** BEGIN **

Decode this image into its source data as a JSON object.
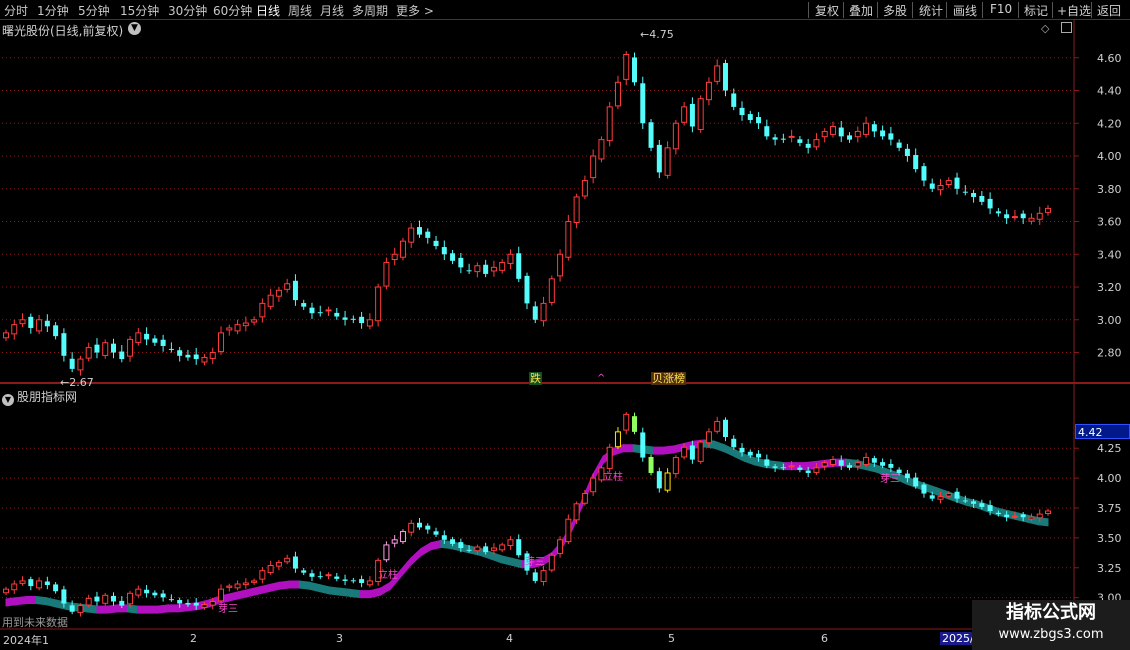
{
  "toolbar": {
    "periods": [
      "分时",
      "1分钟",
      "5分钟",
      "15分钟",
      "30分钟",
      "60分钟",
      "日线",
      "周线",
      "月线",
      "多周期",
      "更多 >"
    ],
    "active_period": "日线",
    "right_buttons": [
      "复权",
      "叠加",
      "多股",
      "统计",
      "画线",
      "F10",
      "标记",
      "+自选",
      "返回"
    ]
  },
  "stock": {
    "title": "曙光股份(日线,前复权)",
    "high_label": "4.75",
    "low_label": "2.67"
  },
  "events": {
    "fall": "跌",
    "up": "^",
    "rank": "贝涨榜"
  },
  "indicator": {
    "title": "股朋指标网",
    "future_note": "用到未来数据",
    "cursor_price": "4.42",
    "annotations": [
      "芽三",
      "芽三",
      "芽三",
      "立柱",
      "立柱"
    ]
  },
  "date_axis": {
    "start": "2024年1",
    "months": [
      "2",
      "3",
      "4",
      "5",
      "6"
    ],
    "end": "2025/"
  },
  "watermark": {
    "title": "指标公式网",
    "url": "www.zbgs3.com"
  },
  "colors": {
    "up": "#ff3c3c",
    "down": "#54fcfc",
    "grid": "#8c1a1a",
    "band_up": "#b010c0",
    "band_down": "#1a7a7a",
    "axis": "#8c1a1a"
  },
  "chart_data": [
    {
      "type": "candlestick",
      "title": "曙光股份(日线,前复权)",
      "y_ticks": [
        2.8,
        3.0,
        3.2,
        3.4,
        3.6,
        3.8,
        4.0,
        4.2,
        4.4,
        4.6
      ],
      "ylim": [
        2.62,
        4.8
      ],
      "max_label": 4.75,
      "min_label": 2.67,
      "closes": [
        2.92,
        2.97,
        3.0,
        2.95,
        3.0,
        2.96,
        2.9,
        2.78,
        2.7,
        2.76,
        2.83,
        2.8,
        2.86,
        2.8,
        2.76,
        2.88,
        2.92,
        2.88,
        2.86,
        2.84,
        2.82,
        2.78,
        2.77,
        2.76,
        2.77,
        2.8,
        2.92,
        2.95,
        2.97,
        2.98,
        3.0,
        3.1,
        3.15,
        3.18,
        3.22,
        3.12,
        3.08,
        3.04,
        3.04,
        3.06,
        3.02,
        3.0,
        3.0,
        2.98,
        3.0,
        3.2,
        3.35,
        3.4,
        3.48,
        3.56,
        3.52,
        3.5,
        3.45,
        3.4,
        3.36,
        3.32,
        3.3,
        3.33,
        3.28,
        3.32,
        3.35,
        3.4,
        3.25,
        3.1,
        3.0,
        3.1,
        3.25,
        3.4,
        3.6,
        3.75,
        3.85,
        4.0,
        4.1,
        4.3,
        4.45,
        4.62,
        4.45,
        4.2,
        4.05,
        3.9,
        4.05,
        4.2,
        4.3,
        4.18,
        4.35,
        4.45,
        4.55,
        4.4,
        4.3,
        4.25,
        4.22,
        4.2,
        4.12,
        4.1,
        4.1,
        4.12,
        4.08,
        4.05,
        4.1,
        4.15,
        4.18,
        4.12,
        4.1,
        4.15,
        4.2,
        4.15,
        4.12,
        4.1,
        4.05,
        4.0,
        3.92,
        3.85,
        3.8,
        3.82,
        3.85,
        3.8,
        3.78,
        3.75,
        3.72,
        3.68,
        3.65,
        3.62,
        3.63,
        3.62,
        3.62,
        3.65,
        3.68
      ]
    },
    {
      "type": "area",
      "title": "股朋指标网",
      "y_ticks": [
        3.0,
        3.25,
        3.5,
        3.75,
        4.0,
        4.25
      ],
      "ylim": [
        2.88,
        4.62
      ],
      "series": [
        {
          "values": [
            2.96,
            2.97,
            2.98,
            2.98,
            2.97,
            2.95,
            2.93,
            2.92,
            2.91,
            2.9,
            2.9,
            2.91,
            2.91,
            2.9,
            2.9,
            2.9,
            2.91,
            2.91,
            2.92,
            2.93,
            2.95,
            2.98,
            3.0,
            3.02,
            3.04,
            3.06,
            3.08,
            3.1,
            3.11,
            3.11,
            3.1,
            3.08,
            3.06,
            3.05,
            3.04,
            3.03,
            3.03,
            3.05,
            3.1,
            3.2,
            3.3,
            3.38,
            3.43,
            3.45,
            3.44,
            3.42,
            3.4,
            3.38,
            3.35,
            3.32,
            3.3,
            3.28,
            3.28,
            3.3,
            3.35,
            3.45,
            3.6,
            3.8,
            4.0,
            4.15,
            4.22,
            4.25,
            4.25,
            4.24,
            4.23,
            4.23,
            4.24,
            4.26,
            4.28,
            4.29,
            4.28,
            4.25,
            4.21,
            4.17,
            4.14,
            4.12,
            4.11,
            4.1,
            4.1,
            4.1,
            4.11,
            4.12,
            4.13,
            4.13,
            4.12,
            4.1,
            4.08,
            4.05,
            4.02,
            3.98,
            3.95,
            3.92,
            3.89,
            3.86,
            3.83,
            3.8,
            3.78,
            3.75,
            3.72,
            3.7,
            3.68,
            3.66,
            3.64,
            3.63
          ]
        }
      ]
    }
  ]
}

** END **

• **WRITTEN PROBLEM**
Without the pictures, write out the whole listing above exactly as it appears.

• **ANSWER TO THIS TASK**
Decode this image into its source data as a JSON object.
{
  "toolbar": {
    "periods": [
      "分时",
      "1分钟",
      "5分钟",
      "15分钟",
      "30分钟",
      "60分钟",
      "日线",
      "周线",
      "月线",
      "多周期",
      "更多 >"
    ],
    "active_period": "日线",
    "right_buttons": [
      "复权",
      "叠加",
      "多股",
      "统计",
      "画线",
      "F10",
      "标记",
      "+自选",
      "返回"
    ]
  },
  "stock": {
    "title": "曙光股份(日线,前复权)",
    "high_label": "4.75",
    "low_label": "2.67"
  },
  "events": {
    "fall": "跌",
    "up": "^",
    "rank": "贝涨榜"
  },
  "indicator": {
    "title": "股朋指标网",
    "future_note": "用到未来数据",
    "cursor_price": "4.42",
    "annotations": [
      "芽三",
      "芽三",
      "芽三",
      "立柱",
      "立柱"
    ]
  },
  "date_axis": {
    "start": "2024年1",
    "months": [
      "2",
      "3",
      "4",
      "5",
      "6"
    ],
    "end": "2025/"
  },
  "watermark": {
    "title": "指标公式网",
    "url": "www.zbgs3.com"
  },
  "colors": {
    "up": "#ff3c3c",
    "down": "#54fcfc",
    "grid": "#8c1a1a",
    "band_up": "#b010c0",
    "band_down": "#1a7a7a",
    "axis": "#8c1a1a"
  },
  "chart_data": [
    {
      "type": "candlestick",
      "title": "曙光股份(日线,前复权)",
      "y_ticks": [
        2.8,
        3.0,
        3.2,
        3.4,
        3.6,
        3.8,
        4.0,
        4.2,
        4.4,
        4.6
      ],
      "ylim": [
        2.62,
        4.8
      ],
      "max_label": 4.75,
      "min_label": 2.67,
      "closes": [
        2.92,
        2.97,
        3.0,
        2.95,
        3.0,
        2.96,
        2.9,
        2.78,
        2.7,
        2.76,
        2.83,
        2.8,
        2.86,
        2.8,
        2.76,
        2.88,
        2.92,
        2.88,
        2.86,
        2.84,
        2.82,
        2.78,
        2.77,
        2.76,
        2.77,
        2.8,
        2.92,
        2.95,
        2.97,
        2.98,
        3.0,
        3.1,
        3.15,
        3.18,
        3.22,
        3.12,
        3.08,
        3.04,
        3.04,
        3.06,
        3.02,
        3.0,
        3.0,
        2.98,
        3.0,
        3.2,
        3.35,
        3.4,
        3.48,
        3.56,
        3.52,
        3.5,
        3.45,
        3.4,
        3.36,
        3.32,
        3.3,
        3.33,
        3.28,
        3.32,
        3.35,
        3.4,
        3.25,
        3.1,
        3.0,
        3.1,
        3.25,
        3.4,
        3.6,
        3.75,
        3.85,
        4.0,
        4.1,
        4.3,
        4.45,
        4.62,
        4.45,
        4.2,
        4.05,
        3.9,
        4.05,
        4.2,
        4.3,
        4.18,
        4.35,
        4.45,
        4.55,
        4.4,
        4.3,
        4.25,
        4.22,
        4.2,
        4.12,
        4.1,
        4.1,
        4.12,
        4.08,
        4.05,
        4.1,
        4.15,
        4.18,
        4.12,
        4.1,
        4.15,
        4.2,
        4.15,
        4.12,
        4.1,
        4.05,
        4.0,
        3.92,
        3.85,
        3.8,
        3.82,
        3.85,
        3.8,
        3.78,
        3.75,
        3.72,
        3.68,
        3.65,
        3.62,
        3.63,
        3.62,
        3.62,
        3.65,
        3.68
      ]
    },
    {
      "type": "area",
      "title": "股朋指标网",
      "y_ticks": [
        3.0,
        3.25,
        3.5,
        3.75,
        4.0,
        4.25
      ],
      "ylim": [
        2.88,
        4.62
      ],
      "series": [
        {
          "values": [
            2.96,
            2.97,
            2.98,
            2.98,
            2.97,
            2.95,
            2.93,
            2.92,
            2.91,
            2.9,
            2.9,
            2.91,
            2.91,
            2.9,
            2.9,
            2.9,
            2.91,
            2.91,
            2.92,
            2.93,
            2.95,
            2.98,
            3.0,
            3.02,
            3.04,
            3.06,
            3.08,
            3.1,
            3.11,
            3.11,
            3.1,
            3.08,
            3.06,
            3.05,
            3.04,
            3.03,
            3.03,
            3.05,
            3.1,
            3.2,
            3.3,
            3.38,
            3.43,
            3.45,
            3.44,
            3.42,
            3.4,
            3.38,
            3.35,
            3.32,
            3.3,
            3.28,
            3.28,
            3.3,
            3.35,
            3.45,
            3.6,
            3.8,
            4.0,
            4.15,
            4.22,
            4.25,
            4.25,
            4.24,
            4.23,
            4.23,
            4.24,
            4.26,
            4.28,
            4.29,
            4.28,
            4.25,
            4.21,
            4.17,
            4.14,
            4.12,
            4.11,
            4.1,
            4.1,
            4.1,
            4.11,
            4.12,
            4.13,
            4.13,
            4.12,
            4.1,
            4.08,
            4.05,
            4.02,
            3.98,
            3.95,
            3.92,
            3.89,
            3.86,
            3.83,
            3.8,
            3.78,
            3.75,
            3.72,
            3.7,
            3.68,
            3.66,
            3.64,
            3.63
          ]
        }
      ]
    }
  ]
}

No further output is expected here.